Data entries

╔══

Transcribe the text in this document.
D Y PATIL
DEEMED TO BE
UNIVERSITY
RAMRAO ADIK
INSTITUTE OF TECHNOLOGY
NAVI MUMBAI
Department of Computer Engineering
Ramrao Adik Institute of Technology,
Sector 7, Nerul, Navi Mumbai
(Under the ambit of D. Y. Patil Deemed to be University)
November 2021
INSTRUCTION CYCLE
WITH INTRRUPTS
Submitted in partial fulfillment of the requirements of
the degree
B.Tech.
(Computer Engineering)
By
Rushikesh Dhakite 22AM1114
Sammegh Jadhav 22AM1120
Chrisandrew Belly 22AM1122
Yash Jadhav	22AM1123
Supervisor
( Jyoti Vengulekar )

╚══

Copy in full each line that holds the word "Computer".

[FINISHED EXERCISE]
Department of Computer Engineering
(Computer Engineering)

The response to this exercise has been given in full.